(Stored dataset items)
+ + + + + + +

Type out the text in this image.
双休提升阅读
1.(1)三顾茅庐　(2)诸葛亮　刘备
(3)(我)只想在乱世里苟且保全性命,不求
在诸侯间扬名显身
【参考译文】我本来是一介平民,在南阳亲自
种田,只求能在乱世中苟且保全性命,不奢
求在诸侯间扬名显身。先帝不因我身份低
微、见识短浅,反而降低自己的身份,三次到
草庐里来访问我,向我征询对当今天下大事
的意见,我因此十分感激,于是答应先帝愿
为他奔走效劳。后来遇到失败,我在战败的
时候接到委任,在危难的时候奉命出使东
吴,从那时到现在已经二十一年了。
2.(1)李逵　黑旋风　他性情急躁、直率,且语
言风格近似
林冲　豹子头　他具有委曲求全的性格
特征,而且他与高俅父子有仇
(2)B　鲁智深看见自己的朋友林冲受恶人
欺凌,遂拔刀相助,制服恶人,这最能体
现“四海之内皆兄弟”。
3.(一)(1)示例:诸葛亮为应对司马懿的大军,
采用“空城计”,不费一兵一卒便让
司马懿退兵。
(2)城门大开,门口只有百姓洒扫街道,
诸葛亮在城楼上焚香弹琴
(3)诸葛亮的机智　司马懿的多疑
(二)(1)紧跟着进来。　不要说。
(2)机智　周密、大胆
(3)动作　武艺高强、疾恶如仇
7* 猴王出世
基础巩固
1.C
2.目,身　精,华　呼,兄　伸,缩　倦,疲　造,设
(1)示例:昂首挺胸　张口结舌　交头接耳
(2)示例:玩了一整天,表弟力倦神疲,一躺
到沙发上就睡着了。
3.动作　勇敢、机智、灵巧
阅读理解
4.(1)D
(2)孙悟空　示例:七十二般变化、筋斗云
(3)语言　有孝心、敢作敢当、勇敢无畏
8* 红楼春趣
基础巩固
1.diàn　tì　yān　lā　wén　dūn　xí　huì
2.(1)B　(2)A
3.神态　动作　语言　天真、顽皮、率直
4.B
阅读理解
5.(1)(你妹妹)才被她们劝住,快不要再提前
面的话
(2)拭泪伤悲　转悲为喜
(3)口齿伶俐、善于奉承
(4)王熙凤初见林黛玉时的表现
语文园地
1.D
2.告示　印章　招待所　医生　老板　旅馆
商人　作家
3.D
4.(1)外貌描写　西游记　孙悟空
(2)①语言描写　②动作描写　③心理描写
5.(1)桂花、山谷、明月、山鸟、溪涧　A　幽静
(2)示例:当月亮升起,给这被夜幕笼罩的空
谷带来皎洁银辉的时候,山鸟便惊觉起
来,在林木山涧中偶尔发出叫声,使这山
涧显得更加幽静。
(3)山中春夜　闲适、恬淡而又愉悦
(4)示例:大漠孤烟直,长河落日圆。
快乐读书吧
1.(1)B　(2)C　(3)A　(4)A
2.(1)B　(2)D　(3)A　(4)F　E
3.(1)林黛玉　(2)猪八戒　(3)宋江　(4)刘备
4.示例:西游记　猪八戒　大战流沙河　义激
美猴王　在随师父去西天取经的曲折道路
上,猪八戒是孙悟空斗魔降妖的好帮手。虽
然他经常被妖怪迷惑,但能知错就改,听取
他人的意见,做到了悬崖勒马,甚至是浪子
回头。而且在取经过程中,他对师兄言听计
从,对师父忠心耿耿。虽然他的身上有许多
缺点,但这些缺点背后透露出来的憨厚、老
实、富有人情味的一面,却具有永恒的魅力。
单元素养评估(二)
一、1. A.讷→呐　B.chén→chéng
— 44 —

+ + + + + + +

Instruction:
Every entry must be output again, exactly as written above.

Exercise result:
Type out the text in this image.
双休提升阅读
1.(1)三顾茅庐　(2)诸葛亮　刘备
(3)(我)只想在乱世里苟且保全性命,不求
在诸侯间扬名显身
【参考译文】我本来是一介平民,在南阳亲自
种田,只求能在乱世中苟且保全性命,不奢
求在诸侯间扬名显身。先帝不因我身份低
微、见识短浅,反而降低自己的身份,三次到
草庐里来访问我,向我征询对当今天下大事
的意见,我因此十分感激,于是答应先帝愿
为他奔走效劳。后来遇到失败,我在战败的
时候接到委任,在危难的时候奉命出使东
吴,从那时到现在已经二十一年了。
2.(1)李逵　黑旋风　他性情急躁、直率,且语
言风格近似
林冲　豹子头　他具有委曲求全的性格
特征,而且他与高俅父子有仇
(2)B　鲁智深看见自己的朋友林冲受恶人
欺凌,遂拔刀相助,制服恶人,这最能体
现“四海之内皆兄弟”。
3.(一)(1)示例:诸葛亮为应对司马懿的大军,
采用“空城计”,不费一兵一卒便让
司马懿退兵。
(2)城门大开,门口只有百姓洒扫街道,
诸葛亮在城楼上焚香弹琴
(3)诸葛亮的机智　司马懿的多疑
(二)(1)紧跟着进来。　不要说。
(2)机智　周密、大胆
(3)动作　武艺高强、疾恶如仇
7* 猴王出世
基础巩固
1.C
2.目,身　精,华　呼,兄　伸,缩　倦,疲　造,设
(1)示例:昂首挺胸　张口结舌　交头接耳
(2)示例:玩了一整天,表弟力倦神疲,一躺
到沙发上就睡着了。
3.动作　勇敢、机智、灵巧
阅读理解
4.(1)D
(2)孙悟空　示例:七十二般变化、筋斗云
(3)语言　有孝心、敢作敢当、勇敢无畏
8* 红楼春趣
基础巩固
1.diàn　tì　yān　lā　wén　dūn　xí　huì
2.(1)B　(2)A
3.神态　动作　语言　天真、顽皮、率直
4.B
阅读理解
5.(1)(你妹妹)才被她们劝住,快不要再提前
面的话
(2)拭泪伤悲　转悲为喜
(3)口齿伶俐、善于奉承
(4)王熙凤初见林黛玉时的表现
语文园地
1.D
2.告示　印章　招待所　医生　老板　旅馆
商人　作家
3.D
4.(1)外貌描写　西游记　孙悟空
(2)①语言描写　②动作描写　③心理描写
5.(1)桂花、山谷、明月、山鸟、溪涧　A　幽静
(2)示例:当月亮升起,给这被夜幕笼罩的空
谷带来皎洁银辉的时候,山鸟便惊觉起
来,在林木山涧中偶尔发出叫声,使这山
涧显得更加幽静。
(3)山中春夜　闲适、恬淡而又愉悦
(4)示例:大漠孤烟直,长河落日圆。
快乐读书吧
1.(1)B　(2)C　(3)A　(4)A
2.(1)B　(2)D　(3)A　(4)F　E
3.(1)林黛玉　(2)猪八戒　(3)宋江　(4)刘备
4.示例:西游记　猪八戒　大战流沙河　义激
美猴王　在随师父去西天取经的曲折道路
上,猪八戒是孙悟空斗魔降妖的好帮手。虽
然他经常被妖怪迷惑,但能知错就改,听取
他人的意见,做到了悬崖勒马,甚至是浪子
回头。而且在取经过程中,他对师兄言听计
从,对师父忠心耿耿。虽然他的身上有许多
缺点,但这些缺点背后透露出来的憨厚、老
实、富有人情味的一面,却具有永恒的魅力。
单元素养评估(二)
一、1. A.讷→呐　B.chén→chéng
— 44 —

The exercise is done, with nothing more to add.